Dataset items:
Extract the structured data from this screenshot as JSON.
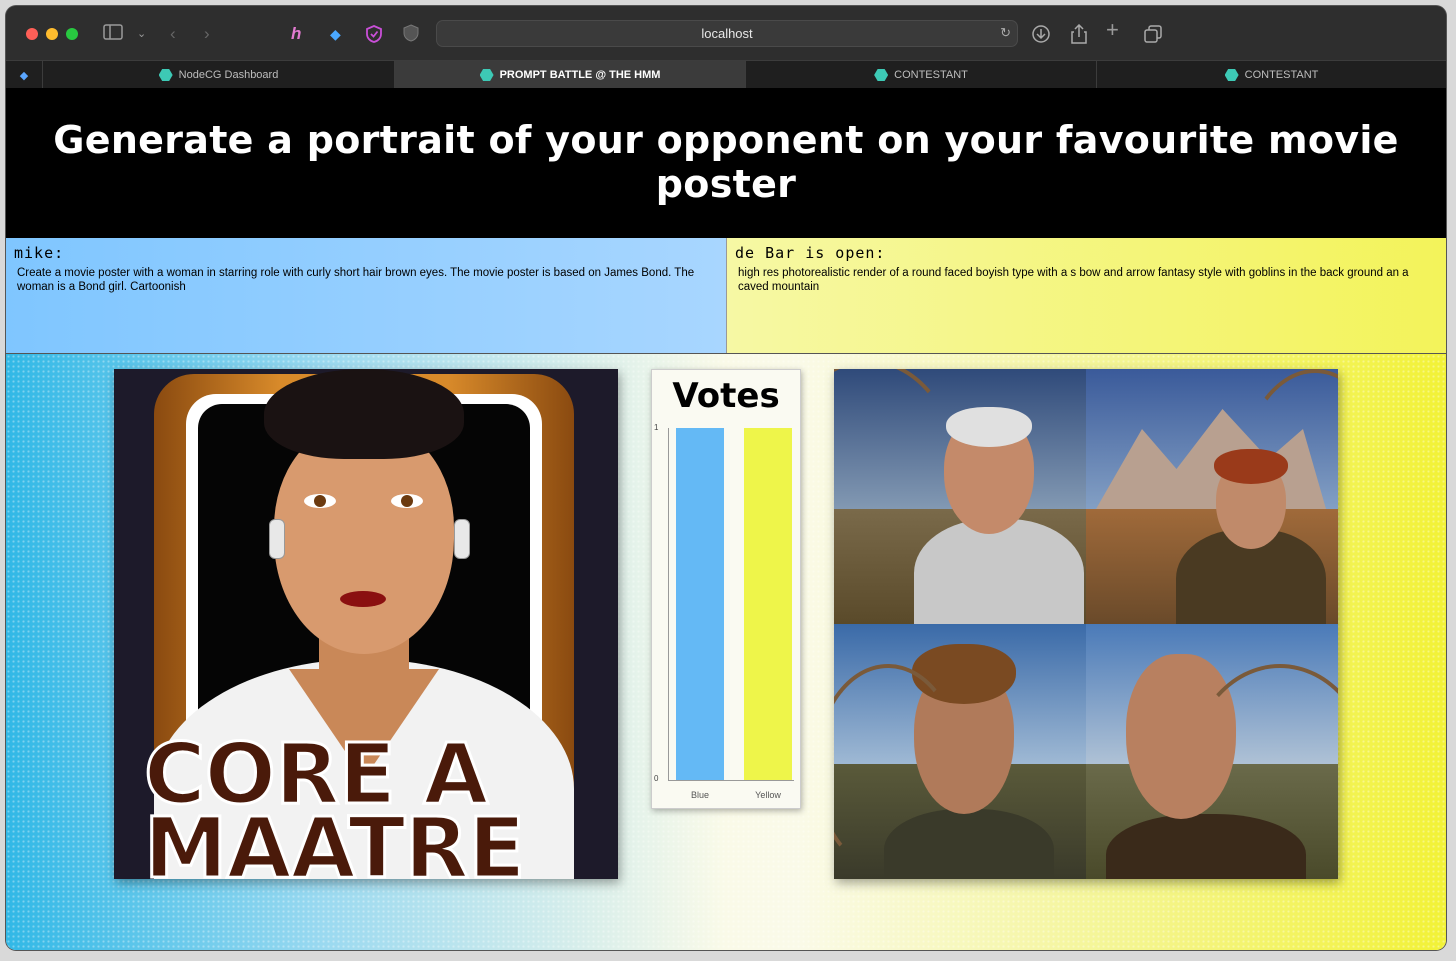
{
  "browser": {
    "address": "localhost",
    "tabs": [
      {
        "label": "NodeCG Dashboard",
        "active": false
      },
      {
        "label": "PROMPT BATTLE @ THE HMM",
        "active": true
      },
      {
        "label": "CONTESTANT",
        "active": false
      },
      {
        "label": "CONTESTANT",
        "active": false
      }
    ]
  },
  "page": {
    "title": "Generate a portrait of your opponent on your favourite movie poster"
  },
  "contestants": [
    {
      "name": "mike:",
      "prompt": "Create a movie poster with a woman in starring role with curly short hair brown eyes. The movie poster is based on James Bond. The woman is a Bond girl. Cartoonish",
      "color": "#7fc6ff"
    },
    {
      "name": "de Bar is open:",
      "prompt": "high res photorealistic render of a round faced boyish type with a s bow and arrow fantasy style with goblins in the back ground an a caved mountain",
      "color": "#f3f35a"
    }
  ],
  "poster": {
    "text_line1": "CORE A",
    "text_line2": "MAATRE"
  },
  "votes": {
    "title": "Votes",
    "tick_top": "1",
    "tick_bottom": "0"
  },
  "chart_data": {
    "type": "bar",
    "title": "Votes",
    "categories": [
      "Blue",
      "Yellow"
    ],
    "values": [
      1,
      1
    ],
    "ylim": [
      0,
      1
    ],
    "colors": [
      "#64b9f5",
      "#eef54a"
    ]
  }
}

- _Your objective_
Using the data above, print every line exactly, omitting pictures.

- _Answer to the exercise_
Extract the structured data from this screenshot as JSON.
{
  "browser": {
    "address": "localhost",
    "tabs": [
      {
        "label": "NodeCG Dashboard",
        "active": false
      },
      {
        "label": "PROMPT BATTLE @ THE HMM",
        "active": true
      },
      {
        "label": "CONTESTANT",
        "active": false
      },
      {
        "label": "CONTESTANT",
        "active": false
      }
    ]
  },
  "page": {
    "title": "Generate a portrait of your opponent on your favourite movie poster"
  },
  "contestants": [
    {
      "name": "mike:",
      "prompt": "Create a movie poster with a woman in starring role with curly short hair brown eyes. The movie poster is based on James Bond. The woman is a Bond girl. Cartoonish",
      "color": "#7fc6ff"
    },
    {
      "name": "de Bar is open:",
      "prompt": "high res photorealistic render of a round faced boyish type with a s bow and arrow fantasy style with goblins in the back ground an a caved mountain",
      "color": "#f3f35a"
    }
  ],
  "poster": {
    "text_line1": "CORE A",
    "text_line2": "MAATRE"
  },
  "votes": {
    "title": "Votes",
    "tick_top": "1",
    "tick_bottom": "0"
  },
  "chart_data": {
    "type": "bar",
    "title": "Votes",
    "categories": [
      "Blue",
      "Yellow"
    ],
    "values": [
      1,
      1
    ],
    "ylim": [
      0,
      1
    ],
    "colors": [
      "#64b9f5",
      "#eef54a"
    ]
  }
}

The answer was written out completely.